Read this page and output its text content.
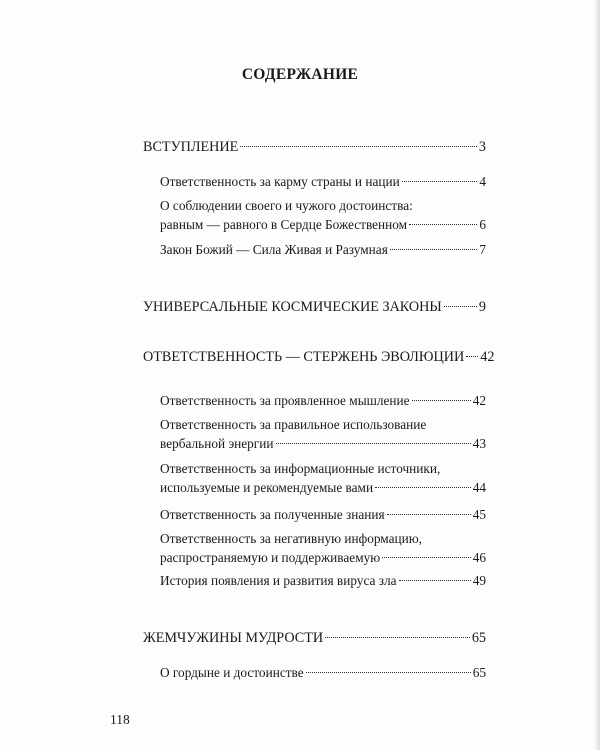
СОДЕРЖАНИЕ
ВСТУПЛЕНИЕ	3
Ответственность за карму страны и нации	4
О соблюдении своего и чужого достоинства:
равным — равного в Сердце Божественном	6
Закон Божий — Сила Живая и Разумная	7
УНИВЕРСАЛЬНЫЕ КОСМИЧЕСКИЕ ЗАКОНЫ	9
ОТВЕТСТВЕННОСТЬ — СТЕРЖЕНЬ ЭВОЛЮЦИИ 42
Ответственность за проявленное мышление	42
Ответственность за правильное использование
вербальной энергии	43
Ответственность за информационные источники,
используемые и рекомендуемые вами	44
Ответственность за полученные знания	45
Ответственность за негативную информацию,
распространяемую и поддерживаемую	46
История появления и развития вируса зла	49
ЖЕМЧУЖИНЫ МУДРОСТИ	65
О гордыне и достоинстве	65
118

==================================================

§ Directive
Make an exact copy of every entry above, minus the images.

§ Response to the task
Read this page and output its text content.
СОДЕРЖАНИЕ
ВСТУПЛЕНИЕ	3
Ответственность за карму страны и нации	4
О соблюдении своего и чужого достоинства:
равным — равного в Сердце Божественном	6
Закон Божий — Сила Живая и Разумная	7
УНИВЕРСАЛЬНЫЕ КОСМИЧЕСКИЕ ЗАКОНЫ	9
ОТВЕТСТВЕННОСТЬ — СТЕРЖЕНЬ ЭВОЛЮЦИИ 42
Ответственность за проявленное мышление	42
Ответственность за правильное использование
вербальной энергии	43
Ответственность за информационные источники,
используемые и рекомендуемые вами	44
Ответственность за полученные знания	45
Ответственность за негативную информацию,
распространяемую и поддерживаемую	46
История появления и развития вируса зла	49
ЖЕМЧУЖИНЫ МУДРОСТИ	65
О гордыне и достоинстве	65
118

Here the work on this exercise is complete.